» Data items

-------------------------

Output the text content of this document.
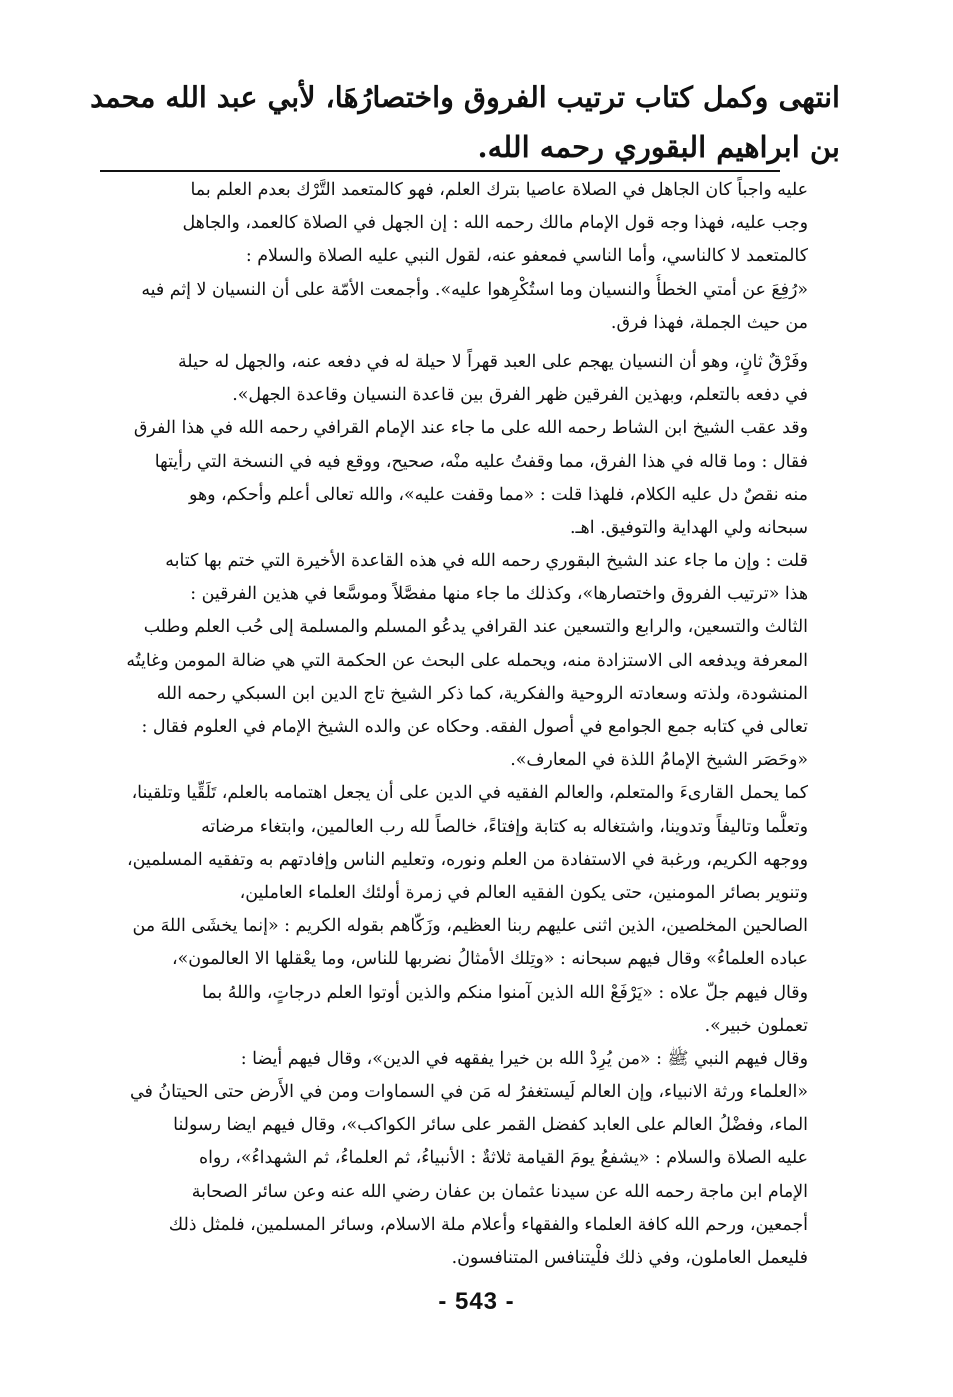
انتهى وكمل كتاب ترتيب الفروق واختصارُهَا، لأبي عبد الله محمد
بن ابراهيم البقوري رحمه الله.
عليه واجباً كان الجاهل في الصلاة عاصيا بترك العلم، فهو كالمتعمد التَّرْك بعدم العلم بما
وجب عليه، فهذا وجه قول الإمام مالك رحمه الله : إن الجهل في الصلاة كالعمد، والجاهل
كالمتعمد لا كالناسي، وأما الناسي فمعفو عنه، لقول النبي عليه الصلاة والسلام :
«رُفِعَ عن أمتي الخطأُ والنسيان وما استُكْرِهوا عليه». وأجمعت الأمّة على أن النسيان لا إثم فيه
من حيث الجملة، فهذا فرق.
وفَرْقٌ ثانٍ، وهو أن النسيان يهجم على العبد قهراً لا حيلة له في دفعه عنه، والجهل له حيلة
في دفعه بالتعلم، وبهذين الفرقين ظهر الفرق بين قاعدة النسيان وقاعدة الجهل».
وقد عقب الشيخ ابن الشاط رحمه الله على ما جاء عند الإمام القرافي رحمه الله في هذا الفرق
فقال : وما قاله في هذا الفرق، مما وقفتُ عليه منْه، صحيح، ووقع فيه في النسخة التي رأيتها
منه نقصٌ دل عليه الكلام، فلهذا قلت : «مما وقفت عليه»، والله تعالى أعلم وأحكم، وهو
سبحانه ولي الهداية والتوفيق. اهـ.
قلت : وإن ما جاء عند الشيخ البقوري رحمه الله في هذه القاعدة الأخيرة التي ختم بها كتابه
هذا «ترتيب الفروق واختصارها»، وكذلك ما جاء منها مفصَّلاً وموسَّعا في هذين الفرقين :
الثالث والتسعين، والرابع والتسعين عند القرافي يدعُو المسلم والمسلمة إلى حُب العلم وطلب
المعرفة ويدفعه الى الاستزادة منه، ويحمله على البحث عن الحكمة التي هي ضالة المومن وغايتُه
المنشودة، ولذته وسعادته الروحية والفكرية، كما ذكر الشيخ تاج الدين ابن السبكي رحمه الله
تعالى في كتابه جمع الجوامع في أصول الفقه. وحكاه عن والده الشيخ الإمام في العلوم فقال :
«وحَصَر الشيخ الإمامُ اللذة في المعارف».
كما يحمل القارىءَ والمتعلم، والعالم الفقيه في الدين على أن يجعل اهتمامه بالعلم، تَلَقِّيا وتلقينا،
وتعلُّما وتاليفاً وتدوينا، واشتغاله به كتابة وإفتاءً، خالصاً لله رب العالمين، وابتغاء مرضاته
ووجهه الكريم، ورغبة في الاستفادة من العلم ونوره، وتعليم الناس وإفادتهم به وتفقيه المسلمين،
وتنوير بصائر المومنين، حتى يكون الفقيه العالم في زمرة أولئك العلماء العاملين،
الصالحين المخلصين، الذين اثنى عليهم ربنا العظيم، وزَكّاهم بقوله الكريم : «إنما يخشَى اللهَ من
عباده العلماءُ» وقال فيهم سبحانه : «وتِلك الأمثالُ نضربها للناس، وما يعْقلها الا العالمون»،
وقال فيهم جلّ علاه : «يَرْفَعْ الله الذين آمنوا منكم والذين أوتوا العلم درجاتٍ، واللهُ بما
تعملون خبير».
وقال فيهم النبي ﷺ : «من يُرِدْ الله بن خيرا يفقهه في الدين»، وقال فيهم أيضا :
«العلماء ورثة الانبياء، وإن العالم لَيستغفرُ له مَن في السماوات ومن في الأَرض حتى الحيتانُ في
الماء، وفضْلُ العالم على العابد كفضل القمر على سائر الكواكب»، وقال فيهم ايضا رسولنا
عليه الصلاة والسلام : «يشفعُ يومَ القيامة ثلاثةٌ : الأنبياءُ، ثم العلماءُ، ثم الشهداءُ»، رواه
الإمام ابن ماجة رحمه الله عن سيدنا عثمان بن عفان رضي الله عنه وعن سائر الصحابة
أجمعين، ورحم الله كافة العلماء والفقهاء وأعلام ملة الاسلام، وسائر المسلمين، فلمثل ذلك
فليعمل العاملون، وفي ذلك فلْيتنافس المتنافسون.
- 543 -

-------------------------

» Aim of the exercise
In the records above, find each line holding "وقفت" and copy it.

» Reply to the exercise
فقال : وما قاله في هذا الفرق، مما وقفتُ عليه منْه، صحيح، ووقع فيه في النسخة التي رأيتها
منه نقصٌ دل عليه الكلام، فلهذا قلت : «مما وقفت عليه»، والله تعالى أعلم وأحكم، وهو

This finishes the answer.